Identify and pull out each line of the entries in which "Bitcoin" occurs.

Collection entries
•••

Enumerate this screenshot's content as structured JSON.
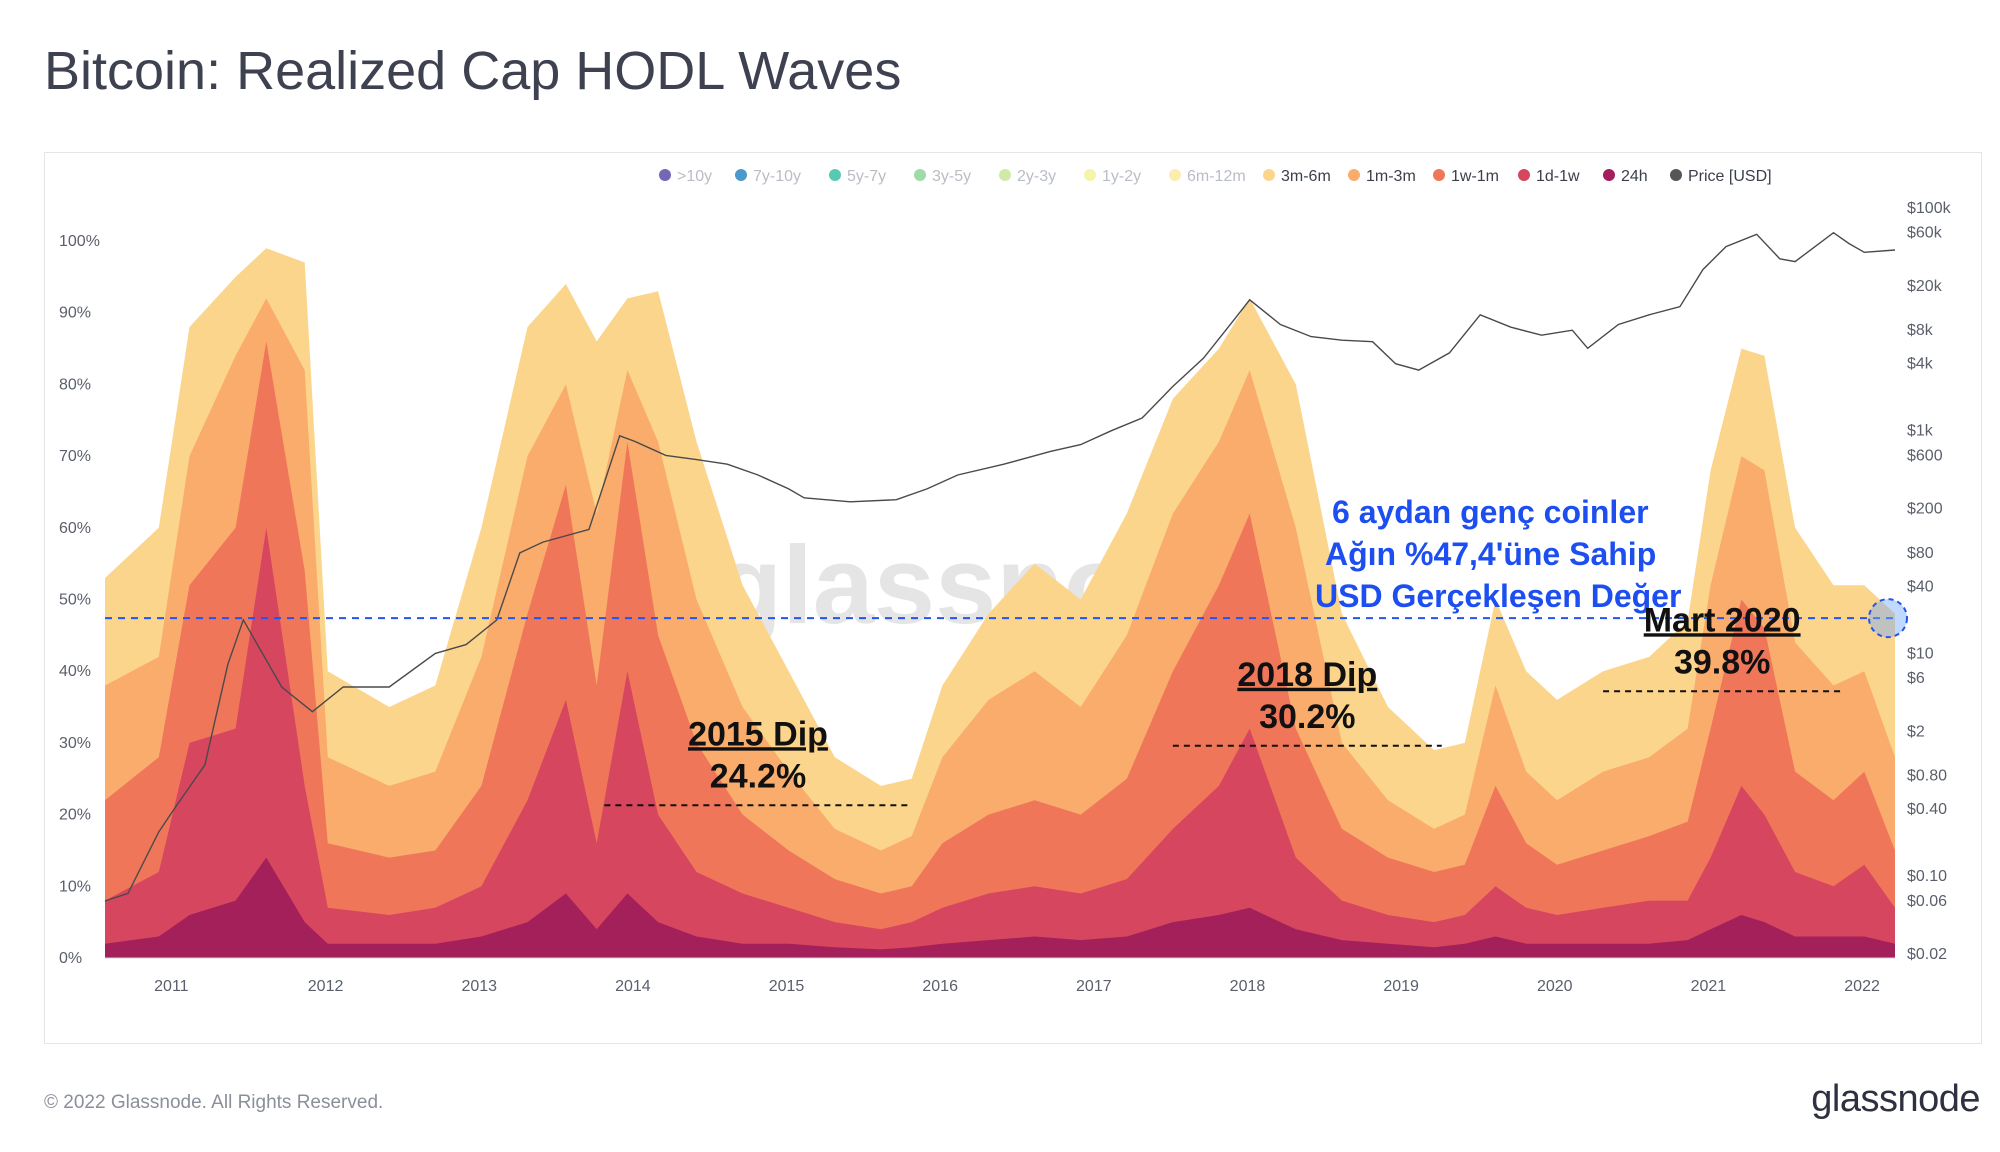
{
  "title": "Bitcoin: Realized Cap HODL Waves",
  "footer": "© 2022 Glassnode. All Rights Reserved.",
  "brand": "glassnode",
  "watermark": "glassnode",
  "chart_data": {
    "type": "area",
    "title": "Bitcoin: Realized Cap HODL Waves",
    "x_range": [
      2010.55,
      2022.2
    ],
    "x_ticks": [
      "2011",
      "2012",
      "2013",
      "2014",
      "2015",
      "2016",
      "2017",
      "2018",
      "2019",
      "2020",
      "2021",
      "2022"
    ],
    "y_left_range": [
      0,
      100
    ],
    "y_left_ticks": [
      "0%",
      "10%",
      "20%",
      "30%",
      "40%",
      "50%",
      "60%",
      "70%",
      "80%",
      "90%",
      "100%"
    ],
    "y_right_ticks": [
      {
        "label": "$0.02",
        "value": 0.02
      },
      {
        "label": "$0.06",
        "value": 0.06
      },
      {
        "label": "$0.10",
        "value": 0.1
      },
      {
        "label": "$0.40",
        "value": 0.4
      },
      {
        "label": "$0.80",
        "value": 0.8
      },
      {
        "label": "$2",
        "value": 2
      },
      {
        "label": "$6",
        "value": 6
      },
      {
        "label": "$10",
        "value": 10
      },
      {
        "label": "$40",
        "value": 40
      },
      {
        "label": "$80",
        "value": 80
      },
      {
        "label": "$200",
        "value": 200
      },
      {
        "label": "$600",
        "value": 600
      },
      {
        "label": "$1k",
        "value": 1000
      },
      {
        "label": "$4k",
        "value": 4000
      },
      {
        "label": "$8k",
        "value": 8000
      },
      {
        "label": "$20k",
        "value": 20000
      },
      {
        "label": "$60k",
        "value": 60000
      },
      {
        "label": "$100k",
        "value": 100000
      }
    ],
    "legend": [
      {
        "name": ">10y",
        "color": "#5b4ea8",
        "active": false
      },
      {
        "name": "7y-10y",
        "color": "#2e86c1",
        "active": false
      },
      {
        "name": "5y-7y",
        "color": "#3dbfa7",
        "active": false
      },
      {
        "name": "3y-5y",
        "color": "#8fd49a",
        "active": false
      },
      {
        "name": "2y-3y",
        "color": "#c8e89a",
        "active": false
      },
      {
        "name": "1y-2y",
        "color": "#f3f29b",
        "active": false
      },
      {
        "name": "6m-12m",
        "color": "#fde9a1",
        "active": false
      },
      {
        "name": "3m-6m",
        "color": "#fcd58c",
        "active": true
      },
      {
        "name": "1m-3m",
        "color": "#f9ac6c",
        "active": true
      },
      {
        "name": "1w-1m",
        "color": "#f0765a",
        "active": true
      },
      {
        "name": "1d-1w",
        "color": "#d6465f",
        "active": true
      },
      {
        "name": "24h",
        "color": "#a3205a",
        "active": true
      },
      {
        "name": "Price [USD]",
        "color": "#555555",
        "active": true
      }
    ],
    "series": [
      {
        "name": "3m-6m",
        "color": "#fcd58c",
        "x": [
          2010.55,
          2010.9,
          2011.1,
          2011.4,
          2011.6,
          2011.85,
          2012.0,
          2012.4,
          2012.7,
          2013.0,
          2013.3,
          2013.55,
          2013.75,
          2013.95,
          2014.15,
          2014.4,
          2014.7,
          2015.0,
          2015.3,
          2015.6,
          2015.8,
          2016.0,
          2016.3,
          2016.6,
          2016.9,
          2017.2,
          2017.5,
          2017.8,
          2018.0,
          2018.3,
          2018.6,
          2018.9,
          2019.2,
          2019.4,
          2019.6,
          2019.8,
          2020.0,
          2020.3,
          2020.6,
          2020.85,
          2021.0,
          2021.2,
          2021.35,
          2021.55,
          2021.8,
          2022.0,
          2022.2
        ],
        "values": [
          53,
          60,
          88,
          95,
          99,
          97,
          40,
          35,
          38,
          60,
          88,
          94,
          86,
          92,
          93,
          72,
          52,
          40,
          28,
          24,
          25,
          38,
          48,
          55,
          50,
          62,
          78,
          85,
          92,
          80,
          48,
          35,
          29,
          30,
          50,
          40,
          36,
          40,
          42,
          47,
          68,
          85,
          84,
          60,
          52,
          52,
          48
        ]
      },
      {
        "name": "1m-3m",
        "color": "#f9ac6c",
        "x": [
          2010.55,
          2010.9,
          2011.1,
          2011.4,
          2011.6,
          2011.85,
          2012.0,
          2012.4,
          2012.7,
          2013.0,
          2013.3,
          2013.55,
          2013.75,
          2013.95,
          2014.15,
          2014.4,
          2014.7,
          2015.0,
          2015.3,
          2015.6,
          2015.8,
          2016.0,
          2016.3,
          2016.6,
          2016.9,
          2017.2,
          2017.5,
          2017.8,
          2018.0,
          2018.3,
          2018.6,
          2018.9,
          2019.2,
          2019.4,
          2019.6,
          2019.8,
          2020.0,
          2020.3,
          2020.6,
          2020.85,
          2021.0,
          2021.2,
          2021.35,
          2021.55,
          2021.8,
          2022.0,
          2022.2
        ],
        "values": [
          38,
          42,
          70,
          84,
          92,
          82,
          28,
          24,
          26,
          42,
          70,
          80,
          62,
          82,
          72,
          50,
          35,
          26,
          18,
          15,
          17,
          28,
          36,
          40,
          35,
          45,
          62,
          72,
          82,
          60,
          30,
          22,
          18,
          20,
          38,
          26,
          22,
          26,
          28,
          32,
          52,
          70,
          68,
          44,
          38,
          40,
          28
        ]
      },
      {
        "name": "1w-1m",
        "color": "#f0765a",
        "x": [
          2010.55,
          2010.9,
          2011.1,
          2011.4,
          2011.6,
          2011.85,
          2012.0,
          2012.4,
          2012.7,
          2013.0,
          2013.3,
          2013.55,
          2013.75,
          2013.95,
          2014.15,
          2014.4,
          2014.7,
          2015.0,
          2015.3,
          2015.6,
          2015.8,
          2016.0,
          2016.3,
          2016.6,
          2016.9,
          2017.2,
          2017.5,
          2017.8,
          2018.0,
          2018.3,
          2018.6,
          2018.9,
          2019.2,
          2019.4,
          2019.6,
          2019.8,
          2020.0,
          2020.3,
          2020.6,
          2020.85,
          2021.0,
          2021.2,
          2021.35,
          2021.55,
          2021.8,
          2022.0,
          2022.2
        ],
        "values": [
          22,
          28,
          52,
          60,
          86,
          54,
          16,
          14,
          15,
          24,
          48,
          66,
          38,
          72,
          45,
          30,
          20,
          15,
          11,
          9,
          10,
          16,
          20,
          22,
          20,
          25,
          40,
          52,
          62,
          32,
          18,
          14,
          12,
          13,
          24,
          16,
          13,
          15,
          17,
          19,
          32,
          50,
          46,
          26,
          22,
          26,
          15
        ]
      },
      {
        "name": "1d-1w",
        "color": "#d6465f",
        "x": [
          2010.55,
          2010.9,
          2011.1,
          2011.4,
          2011.6,
          2011.85,
          2012.0,
          2012.4,
          2012.7,
          2013.0,
          2013.3,
          2013.55,
          2013.75,
          2013.95,
          2014.15,
          2014.4,
          2014.7,
          2015.0,
          2015.3,
          2015.6,
          2015.8,
          2016.0,
          2016.3,
          2016.6,
          2016.9,
          2017.2,
          2017.5,
          2017.8,
          2018.0,
          2018.3,
          2018.6,
          2018.9,
          2019.2,
          2019.4,
          2019.6,
          2019.8,
          2020.0,
          2020.3,
          2020.6,
          2020.85,
          2021.0,
          2021.2,
          2021.35,
          2021.55,
          2021.8,
          2022.0,
          2022.2
        ],
        "values": [
          8,
          12,
          30,
          32,
          60,
          24,
          7,
          6,
          7,
          10,
          22,
          36,
          16,
          40,
          20,
          12,
          9,
          7,
          5,
          4,
          5,
          7,
          9,
          10,
          9,
          11,
          18,
          24,
          32,
          14,
          8,
          6,
          5,
          6,
          10,
          7,
          6,
          7,
          8,
          8,
          14,
          24,
          20,
          12,
          10,
          13,
          7
        ]
      },
      {
        "name": "24h",
        "color": "#a3205a",
        "x": [
          2010.55,
          2010.9,
          2011.1,
          2011.4,
          2011.6,
          2011.85,
          2012.0,
          2012.4,
          2012.7,
          2013.0,
          2013.3,
          2013.55,
          2013.75,
          2013.95,
          2014.15,
          2014.4,
          2014.7,
          2015.0,
          2015.3,
          2015.6,
          2015.8,
          2016.0,
          2016.3,
          2016.6,
          2016.9,
          2017.2,
          2017.5,
          2017.8,
          2018.0,
          2018.3,
          2018.6,
          2018.9,
          2019.2,
          2019.4,
          2019.6,
          2019.8,
          2020.0,
          2020.3,
          2020.6,
          2020.85,
          2021.0,
          2021.2,
          2021.35,
          2021.55,
          2021.8,
          2022.0,
          2022.2
        ],
        "values": [
          2,
          3,
          6,
          8,
          14,
          5,
          2,
          2,
          2,
          3,
          5,
          9,
          4,
          9,
          5,
          3,
          2,
          2,
          1.5,
          1.2,
          1.5,
          2,
          2.5,
          3,
          2.5,
          3,
          5,
          6,
          7,
          4,
          2.5,
          2,
          1.5,
          2,
          3,
          2,
          2,
          2,
          2,
          2.5,
          4,
          6,
          5,
          3,
          3,
          3,
          2
        ]
      }
    ],
    "price_series": {
      "name": "Price [USD]",
      "x": [
        2010.55,
        2010.7,
        2010.9,
        2011.0,
        2011.2,
        2011.35,
        2011.45,
        2011.7,
        2011.9,
        2012.1,
        2012.4,
        2012.7,
        2012.9,
        2013.1,
        2013.25,
        2013.4,
        2013.7,
        2013.9,
        2014.0,
        2014.2,
        2014.4,
        2014.6,
        2014.8,
        2015.0,
        2015.1,
        2015.4,
        2015.7,
        2015.9,
        2016.1,
        2016.4,
        2016.7,
        2016.9,
        2017.1,
        2017.3,
        2017.5,
        2017.7,
        2017.9,
        2018.0,
        2018.2,
        2018.4,
        2018.6,
        2018.8,
        2018.95,
        2019.1,
        2019.3,
        2019.5,
        2019.7,
        2019.9,
        2020.1,
        2020.2,
        2020.4,
        2020.6,
        2020.8,
        2020.95,
        2021.1,
        2021.3,
        2021.45,
        2021.55,
        2021.8,
        2021.9,
        2022.0,
        2022.2
      ],
      "values": [
        0.06,
        0.07,
        0.25,
        0.4,
        1.0,
        8,
        20,
        5,
        3,
        5,
        5,
        10,
        12,
        20,
        80,
        100,
        130,
        900,
        800,
        600,
        550,
        500,
        400,
        300,
        250,
        230,
        240,
        300,
        400,
        500,
        650,
        750,
        1000,
        1300,
        2500,
        4500,
        10000,
        15000,
        9000,
        7000,
        6500,
        6300,
        4000,
        3500,
        5000,
        11000,
        8500,
        7200,
        8000,
        5500,
        9000,
        11000,
        13000,
        28000,
        45000,
        58000,
        35000,
        33000,
        60000,
        48000,
        40000,
        42000
      ]
    },
    "threshold": {
      "value": 47.4,
      "color": "#2255ee"
    },
    "annotations": [
      {
        "title": "2015 Dip",
        "value": "24.2%",
        "x_start": 2013.8,
        "x_end": 2015.8,
        "y": 21.3
      },
      {
        "title": "2018 Dip",
        "value": "30.2%",
        "x_start": 2017.5,
        "x_end": 2019.25,
        "y": 29.6
      },
      {
        "title": "Mart 2020",
        "value": "39.8%",
        "x_start": 2020.3,
        "x_end": 2021.85,
        "y": 37.2
      }
    ],
    "callout": [
      "6 aydan genç coinler",
      "Ağın %47,4'üne Sahip",
      "USD Gerçekleşen Değer"
    ]
  }
}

•••

■ Reply to the task
  "title": "Bitcoin: Realized Cap HODL Waves",
    "title": "Bitcoin: Realized Cap HODL Waves",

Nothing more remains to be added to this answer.